----- Excerpted text
Merlins are Always Special




When we first started birding in the late 1970s and early 1980s, the sight of a merlin was a special treat. These small, dark falcons had just begun to bounce back from population lows as a result of DDT and other pesticides. If we were lucky, we might see one or two in fall migration—perhaps a few more if we were fortunate enough to spend time at a coastal hawkwatch.
We would never see a merlin in summer in those days. No one did. It wasn’t until the late 1980s that the first merlin nest was found in Maine. Before that there was only a single record from prior to 1908, and the validity of that report was debated between some ornithologists as far as its certainty.
But in the last 30 years, merlins have increased in numbers and expanded to nest across most of Maine. This past summer, in the course of doing everyday activities from walking the dog to attending a funeral, we have detected merlins at perhaps a dozen places. During the breeding season, the birds give a variety of high, quickly repeated calls that are very distinctive. Once you recognize the call, you will find them in many spots.
A faithful reader wrote in recently to tell us about her experience discovering that a pair of merlins had become summer residents in her area of East Boothbay—the first time she had found them in the 28 years she has been there.
Merlins are about the length of a blue jay but a bit meatier. They are slightly larger than the other small falcon we have here in Maine, the American kestrel. Like all falcons, merlins have proportionately long, narrow wings with pointed tips and a relatively long, narrow tail. They are incredibly fast, and they use that speed to catch their primary prey—small birds and sometimes dragonflies or other large, flying insects. They will catch small mammals, too, when this food source is abundant.
----------
Task details = Condense the paragraph of the merlin article above that begins "Merlins are about the length of a blue jay" into a short bulleted list of its main facts.
----- Entries provided
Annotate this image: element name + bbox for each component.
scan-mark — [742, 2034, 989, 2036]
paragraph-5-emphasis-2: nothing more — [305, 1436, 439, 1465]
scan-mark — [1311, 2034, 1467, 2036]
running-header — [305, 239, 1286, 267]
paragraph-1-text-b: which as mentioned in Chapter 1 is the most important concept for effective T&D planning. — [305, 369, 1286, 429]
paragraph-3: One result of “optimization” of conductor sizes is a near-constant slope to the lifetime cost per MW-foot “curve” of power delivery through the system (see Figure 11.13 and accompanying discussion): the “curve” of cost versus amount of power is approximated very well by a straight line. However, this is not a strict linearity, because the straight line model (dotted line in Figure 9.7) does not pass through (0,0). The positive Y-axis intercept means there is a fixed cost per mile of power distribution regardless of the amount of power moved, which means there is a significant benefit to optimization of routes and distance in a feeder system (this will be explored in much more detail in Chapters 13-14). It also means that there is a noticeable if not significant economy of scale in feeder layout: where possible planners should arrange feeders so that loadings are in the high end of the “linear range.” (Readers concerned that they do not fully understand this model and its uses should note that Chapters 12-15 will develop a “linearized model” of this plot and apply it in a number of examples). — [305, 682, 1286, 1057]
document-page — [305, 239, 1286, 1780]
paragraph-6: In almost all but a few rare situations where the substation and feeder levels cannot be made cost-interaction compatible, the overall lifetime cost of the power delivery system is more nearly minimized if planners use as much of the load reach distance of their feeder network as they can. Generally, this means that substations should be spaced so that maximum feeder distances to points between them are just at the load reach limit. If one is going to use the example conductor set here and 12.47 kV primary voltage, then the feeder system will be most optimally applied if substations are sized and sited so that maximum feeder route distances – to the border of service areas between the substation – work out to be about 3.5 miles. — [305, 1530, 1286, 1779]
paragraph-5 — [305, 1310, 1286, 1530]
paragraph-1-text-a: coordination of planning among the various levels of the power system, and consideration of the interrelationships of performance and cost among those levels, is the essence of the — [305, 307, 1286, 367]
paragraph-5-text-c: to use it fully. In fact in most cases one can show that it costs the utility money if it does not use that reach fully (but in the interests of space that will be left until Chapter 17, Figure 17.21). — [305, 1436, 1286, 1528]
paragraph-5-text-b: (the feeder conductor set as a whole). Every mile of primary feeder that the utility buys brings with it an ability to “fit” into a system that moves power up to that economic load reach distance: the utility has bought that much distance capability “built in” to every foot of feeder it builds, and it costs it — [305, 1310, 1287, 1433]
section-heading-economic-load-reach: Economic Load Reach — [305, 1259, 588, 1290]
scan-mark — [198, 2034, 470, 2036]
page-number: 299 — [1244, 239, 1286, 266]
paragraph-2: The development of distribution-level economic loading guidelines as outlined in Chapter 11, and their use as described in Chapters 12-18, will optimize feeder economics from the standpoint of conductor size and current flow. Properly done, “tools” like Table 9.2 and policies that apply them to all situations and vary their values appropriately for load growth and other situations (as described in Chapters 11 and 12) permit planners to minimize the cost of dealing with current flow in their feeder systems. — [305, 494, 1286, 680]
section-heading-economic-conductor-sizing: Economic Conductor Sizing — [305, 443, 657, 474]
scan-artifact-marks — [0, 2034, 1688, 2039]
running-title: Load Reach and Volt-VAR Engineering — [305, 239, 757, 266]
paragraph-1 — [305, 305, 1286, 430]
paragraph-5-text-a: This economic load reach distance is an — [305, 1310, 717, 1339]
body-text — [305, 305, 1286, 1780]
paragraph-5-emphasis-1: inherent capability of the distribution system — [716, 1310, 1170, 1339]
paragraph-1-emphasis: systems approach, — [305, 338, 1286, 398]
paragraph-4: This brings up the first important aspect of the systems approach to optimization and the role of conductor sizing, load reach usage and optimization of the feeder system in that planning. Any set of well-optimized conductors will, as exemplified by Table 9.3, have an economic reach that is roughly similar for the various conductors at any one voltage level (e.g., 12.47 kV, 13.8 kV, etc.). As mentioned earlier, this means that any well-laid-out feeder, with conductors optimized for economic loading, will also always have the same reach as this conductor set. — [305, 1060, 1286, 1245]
----------
Result of the task =
- About as long as a blue jay but a bit meatier
- Slightly larger than Maine's other small falcon, the American kestrel
- Like all falcons, proportionately long, narrow wings with pointed tips and a relatively long, narrow tail
- Extremely fast, using that speed to catch their main prey: small birds, and sometimes dragonflies or other large flying insects
- Also catch small mammals when they are abundant